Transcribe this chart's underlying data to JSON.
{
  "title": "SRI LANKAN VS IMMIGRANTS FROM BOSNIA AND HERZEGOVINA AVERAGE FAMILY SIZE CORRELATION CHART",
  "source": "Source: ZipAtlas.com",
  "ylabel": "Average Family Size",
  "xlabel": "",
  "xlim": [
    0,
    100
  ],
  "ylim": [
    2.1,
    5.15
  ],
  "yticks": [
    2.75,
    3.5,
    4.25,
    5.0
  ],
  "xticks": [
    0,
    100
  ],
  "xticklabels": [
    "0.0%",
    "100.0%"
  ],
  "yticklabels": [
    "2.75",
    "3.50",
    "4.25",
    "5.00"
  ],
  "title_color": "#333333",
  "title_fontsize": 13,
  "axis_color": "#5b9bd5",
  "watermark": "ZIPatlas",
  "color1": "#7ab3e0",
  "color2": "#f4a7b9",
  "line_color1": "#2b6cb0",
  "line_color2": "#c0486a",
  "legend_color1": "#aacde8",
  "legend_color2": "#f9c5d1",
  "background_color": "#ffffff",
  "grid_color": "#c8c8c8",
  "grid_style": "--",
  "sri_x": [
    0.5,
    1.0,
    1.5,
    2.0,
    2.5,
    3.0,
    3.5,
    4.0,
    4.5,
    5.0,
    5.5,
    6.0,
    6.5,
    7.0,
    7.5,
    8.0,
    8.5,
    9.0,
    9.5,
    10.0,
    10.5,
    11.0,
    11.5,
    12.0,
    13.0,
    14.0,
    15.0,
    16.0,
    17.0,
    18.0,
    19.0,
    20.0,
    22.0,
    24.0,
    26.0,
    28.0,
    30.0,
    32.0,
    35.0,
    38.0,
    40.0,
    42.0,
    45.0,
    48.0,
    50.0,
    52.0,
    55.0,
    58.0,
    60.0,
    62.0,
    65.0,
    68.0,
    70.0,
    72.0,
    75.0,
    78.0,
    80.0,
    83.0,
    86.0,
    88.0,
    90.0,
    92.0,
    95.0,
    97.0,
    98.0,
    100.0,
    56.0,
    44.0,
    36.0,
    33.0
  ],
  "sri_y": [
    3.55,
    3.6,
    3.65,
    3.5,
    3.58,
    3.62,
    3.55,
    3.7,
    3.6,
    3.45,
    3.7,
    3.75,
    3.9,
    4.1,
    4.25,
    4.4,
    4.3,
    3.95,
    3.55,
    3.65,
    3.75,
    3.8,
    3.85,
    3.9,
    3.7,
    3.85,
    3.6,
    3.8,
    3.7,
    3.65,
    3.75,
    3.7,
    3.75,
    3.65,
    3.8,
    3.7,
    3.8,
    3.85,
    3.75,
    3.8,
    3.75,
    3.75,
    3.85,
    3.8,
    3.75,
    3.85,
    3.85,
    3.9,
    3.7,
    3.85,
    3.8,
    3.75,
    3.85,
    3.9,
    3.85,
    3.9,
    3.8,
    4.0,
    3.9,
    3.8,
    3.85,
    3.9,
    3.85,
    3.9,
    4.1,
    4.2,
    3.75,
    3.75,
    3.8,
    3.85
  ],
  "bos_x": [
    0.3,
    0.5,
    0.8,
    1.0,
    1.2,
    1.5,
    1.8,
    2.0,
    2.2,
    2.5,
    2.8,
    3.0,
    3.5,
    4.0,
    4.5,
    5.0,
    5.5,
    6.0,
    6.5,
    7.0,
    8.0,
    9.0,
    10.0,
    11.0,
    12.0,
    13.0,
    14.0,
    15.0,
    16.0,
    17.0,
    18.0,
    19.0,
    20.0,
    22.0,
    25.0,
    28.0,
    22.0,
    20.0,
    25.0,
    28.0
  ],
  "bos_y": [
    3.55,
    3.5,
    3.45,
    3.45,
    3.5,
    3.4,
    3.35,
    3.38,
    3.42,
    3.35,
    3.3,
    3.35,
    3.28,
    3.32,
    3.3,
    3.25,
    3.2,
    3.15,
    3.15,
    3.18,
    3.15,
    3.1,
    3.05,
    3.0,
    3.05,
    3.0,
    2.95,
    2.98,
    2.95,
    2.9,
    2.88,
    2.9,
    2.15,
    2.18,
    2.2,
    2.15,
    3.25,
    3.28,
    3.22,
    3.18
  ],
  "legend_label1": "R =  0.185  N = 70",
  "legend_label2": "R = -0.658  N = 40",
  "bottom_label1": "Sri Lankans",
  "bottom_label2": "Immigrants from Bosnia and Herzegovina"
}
━━━━━━━━━━━━━━━━━━━━
PROBLEM DETAILS
Write out every entry word for word.

EXERCISE RESULT
Transcribe this chart's underlying data to JSON.
{
  "title": "SRI LANKAN VS IMMIGRANTS FROM BOSNIA AND HERZEGOVINA AVERAGE FAMILY SIZE CORRELATION CHART",
  "source": "Source: ZipAtlas.com",
  "ylabel": "Average Family Size",
  "xlabel": "",
  "xlim": [
    0,
    100
  ],
  "ylim": [
    2.1,
    5.15
  ],
  "yticks": [
    2.75,
    3.5,
    4.25,
    5.0
  ],
  "xticks": [
    0,
    100
  ],
  "xticklabels": [
    "0.0%",
    "100.0%"
  ],
  "yticklabels": [
    "2.75",
    "3.50",
    "4.25",
    "5.00"
  ],
  "title_color": "#333333",
  "title_fontsize": 13,
  "axis_color": "#5b9bd5",
  "watermark": "ZIPatlas",
  "color1": "#7ab3e0",
  "color2": "#f4a7b9",
  "line_color1": "#2b6cb0",
  "line_color2": "#c0486a",
  "legend_color1": "#aacde8",
  "legend_color2": "#f9c5d1",
  "background_color": "#ffffff",
  "grid_color": "#c8c8c8",
  "grid_style": "--",
  "sri_x": [
    0.5,
    1.0,
    1.5,
    2.0,
    2.5,
    3.0,
    3.5,
    4.0,
    4.5,
    5.0,
    5.5,
    6.0,
    6.5,
    7.0,
    7.5,
    8.0,
    8.5,
    9.0,
    9.5,
    10.0,
    10.5,
    11.0,
    11.5,
    12.0,
    13.0,
    14.0,
    15.0,
    16.0,
    17.0,
    18.0,
    19.0,
    20.0,
    22.0,
    24.0,
    26.0,
    28.0,
    30.0,
    32.0,
    35.0,
    38.0,
    40.0,
    42.0,
    45.0,
    48.0,
    50.0,
    52.0,
    55.0,
    58.0,
    60.0,
    62.0,
    65.0,
    68.0,
    70.0,
    72.0,
    75.0,
    78.0,
    80.0,
    83.0,
    86.0,
    88.0,
    90.0,
    92.0,
    95.0,
    97.0,
    98.0,
    100.0,
    56.0,
    44.0,
    36.0,
    33.0
  ],
  "sri_y": [
    3.55,
    3.6,
    3.65,
    3.5,
    3.58,
    3.62,
    3.55,
    3.7,
    3.6,
    3.45,
    3.7,
    3.75,
    3.9,
    4.1,
    4.25,
    4.4,
    4.3,
    3.95,
    3.55,
    3.65,
    3.75,
    3.8,
    3.85,
    3.9,
    3.7,
    3.85,
    3.6,
    3.8,
    3.7,
    3.65,
    3.75,
    3.7,
    3.75,
    3.65,
    3.8,
    3.7,
    3.8,
    3.85,
    3.75,
    3.8,
    3.75,
    3.75,
    3.85,
    3.8,
    3.75,
    3.85,
    3.85,
    3.9,
    3.7,
    3.85,
    3.8,
    3.75,
    3.85,
    3.9,
    3.85,
    3.9,
    3.8,
    4.0,
    3.9,
    3.8,
    3.85,
    3.9,
    3.85,
    3.9,
    4.1,
    4.2,
    3.75,
    3.75,
    3.8,
    3.85
  ],
  "bos_x": [
    0.3,
    0.5,
    0.8,
    1.0,
    1.2,
    1.5,
    1.8,
    2.0,
    2.2,
    2.5,
    2.8,
    3.0,
    3.5,
    4.0,
    4.5,
    5.0,
    5.5,
    6.0,
    6.5,
    7.0,
    8.0,
    9.0,
    10.0,
    11.0,
    12.0,
    13.0,
    14.0,
    15.0,
    16.0,
    17.0,
    18.0,
    19.0,
    20.0,
    22.0,
    25.0,
    28.0,
    22.0,
    20.0,
    25.0,
    28.0
  ],
  "bos_y": [
    3.55,
    3.5,
    3.45,
    3.45,
    3.5,
    3.4,
    3.35,
    3.38,
    3.42,
    3.35,
    3.3,
    3.35,
    3.28,
    3.32,
    3.3,
    3.25,
    3.2,
    3.15,
    3.15,
    3.18,
    3.15,
    3.1,
    3.05,
    3.0,
    3.05,
    3.0,
    2.95,
    2.98,
    2.95,
    2.9,
    2.88,
    2.9,
    2.15,
    2.18,
    2.2,
    2.15,
    3.25,
    3.28,
    3.22,
    3.18
  ],
  "legend_label1": "R =  0.185  N = 70",
  "legend_label2": "R = -0.658  N = 40",
  "bottom_label1": "Sri Lankans",
  "bottom_label2": "Immigrants from Bosnia and Herzegovina"
}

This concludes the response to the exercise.